BEGIN RECORDS FOR PROCESSING

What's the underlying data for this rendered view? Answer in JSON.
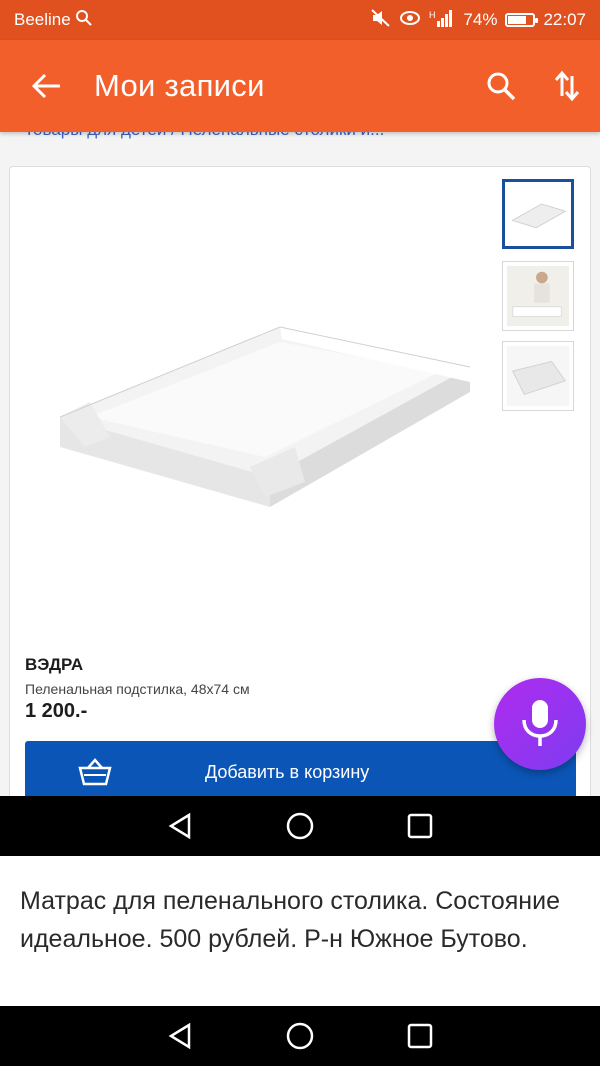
{
  "status_bar": {
    "carrier": "Beeline",
    "signal_text": "H",
    "battery_percent": "74%",
    "battery_level": 0.74,
    "time": "22:07"
  },
  "app_bar": {
    "title": "Мои записи",
    "back_icon": "arrow-left-icon",
    "search_icon": "search-icon",
    "sort_icon": "sort-arrows-icon"
  },
  "page": {
    "breadcrumb": "Товары для детей / Пеленальные столики и...",
    "product": {
      "brand": "ВЭДРА",
      "description": "Пеленальная подстилка, 48x74 см",
      "price": "1 200.-",
      "add_to_cart_label": "Добавить в корзину"
    },
    "thumbnails_count": 3,
    "accent": "#0b55b7"
  },
  "caption": {
    "text": "Матрас для пеленального столика. Состояние идеальное. 500 рублей. Р-н Южное Бутово."
  },
  "colors": {
    "status_bar": "#e0511f",
    "app_bar": "#f35f2a",
    "mic_button": "#9b32f0"
  }
}
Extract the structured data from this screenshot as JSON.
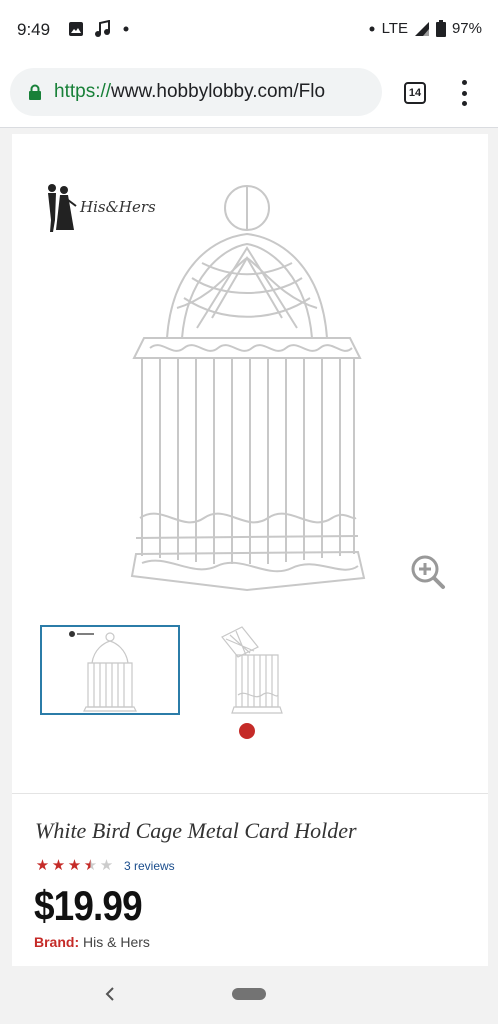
{
  "status_bar": {
    "time": "9:49",
    "network": "LTE",
    "battery": "97%",
    "icons": [
      "image-icon",
      "music-note-icon",
      "dot-icon",
      "signal-icon",
      "battery-icon"
    ]
  },
  "browser": {
    "url_scheme": "https://",
    "url_rest": "www.hobbylobby.com/Flo",
    "tab_count": "14",
    "icons": [
      "lock-icon",
      "menu-dots-icon"
    ]
  },
  "product": {
    "brand_logo_text": "His&Hers",
    "title": "White Bird Cage Metal Card Holder",
    "rating": 3.5,
    "rating_max": 5,
    "reviews_text": "3 reviews",
    "price": "$19.99",
    "brand_label": "Brand:",
    "brand_value": "His & Hers",
    "thumbnails": [
      "birdcage-closed",
      "birdcage-open"
    ],
    "selected_thumbnail": 0
  },
  "colors": {
    "accent_red": "#c52b28",
    "selected_border": "#2b7ca8",
    "link_blue": "#1a4d8c",
    "url_green": "#188038"
  },
  "nav": {
    "icons": [
      "back-icon",
      "home-pill"
    ]
  }
}
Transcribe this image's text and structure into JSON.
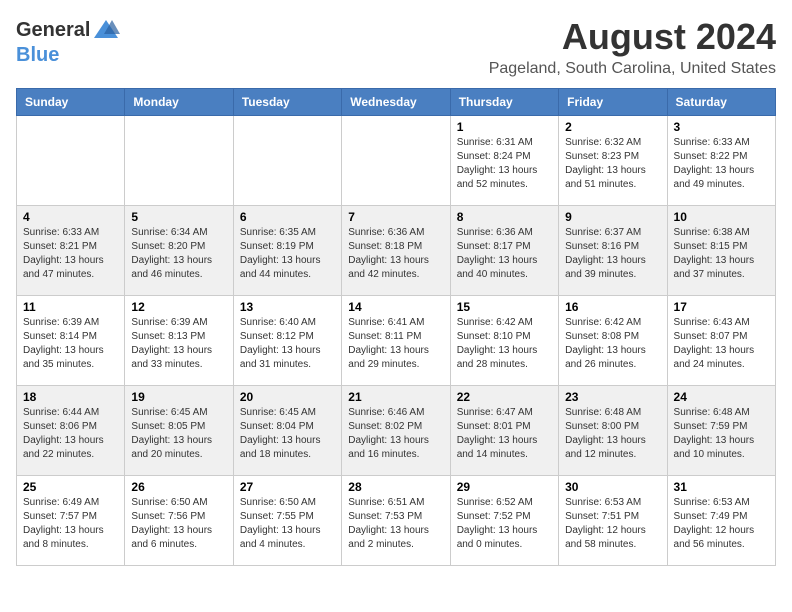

END RECORDS FOR PROCESSING

• WHAT TO DO
Reproduce the data above in full, exactly as it is, with the pictures left out.

• COMPLETE ANSWER
What's the underlying data for this rendered view? Answer in JSON.
{
  "status_bar": {
    "carrier": "Beeline",
    "signal_text": "H",
    "battery_percent": "74%",
    "battery_level": 0.74,
    "time": "22:07"
  },
  "app_bar": {
    "title": "Мои записи",
    "back_icon": "arrow-left-icon",
    "search_icon": "search-icon",
    "sort_icon": "sort-arrows-icon"
  },
  "page": {
    "breadcrumb": "Товары для детей / Пеленальные столики и...",
    "product": {
      "brand": "ВЭДРА",
      "description": "Пеленальная подстилка, 48x74 см",
      "price": "1 200.-",
      "add_to_cart_label": "Добавить в корзину"
    },
    "thumbnails_count": 3,
    "accent": "#0b55b7"
  },
  "caption": {
    "text": "Матрас для пеленального столика. Состояние идеальное. 500 рублей. Р-н Южное Бутово."
  },
  "colors": {
    "status_bar": "#e0511f",
    "app_bar": "#f35f2a",
    "mic_button": "#9b32f0"
  }
}
Extract the structured data from this screenshot as JSON.
{
  "status_bar": {
    "time": "9:49",
    "network": "LTE",
    "battery": "97%",
    "icons": [
      "image-icon",
      "music-note-icon",
      "dot-icon",
      "signal-icon",
      "battery-icon"
    ]
  },
  "browser": {
    "url_scheme": "https://",
    "url_rest": "www.hobbylobby.com/Flo",
    "tab_count": "14",
    "icons": [
      "lock-icon",
      "menu-dots-icon"
    ]
  },
  "product": {
    "brand_logo_text": "His&Hers",
    "title": "White Bird Cage Metal Card Holder",
    "rating": 3.5,
    "rating_max": 5,
    "reviews_text": "3 reviews",
    "price": "$19.99",
    "brand_label": "Brand:",
    "brand_value": "His & Hers",
    "thumbnails": [
      "birdcage-closed",
      "birdcage-open"
    ],
    "selected_thumbnail": 0
  },
  "colors": {
    "accent_red": "#c52b28",
    "selected_border": "#2b7ca8",
    "link_blue": "#1a4d8c",
    "url_green": "#188038"
  },
  "nav": {
    "icons": [
      "back-icon",
      "home-pill"
    ]
  }
}
Transcribe this image's text and structure into JSON.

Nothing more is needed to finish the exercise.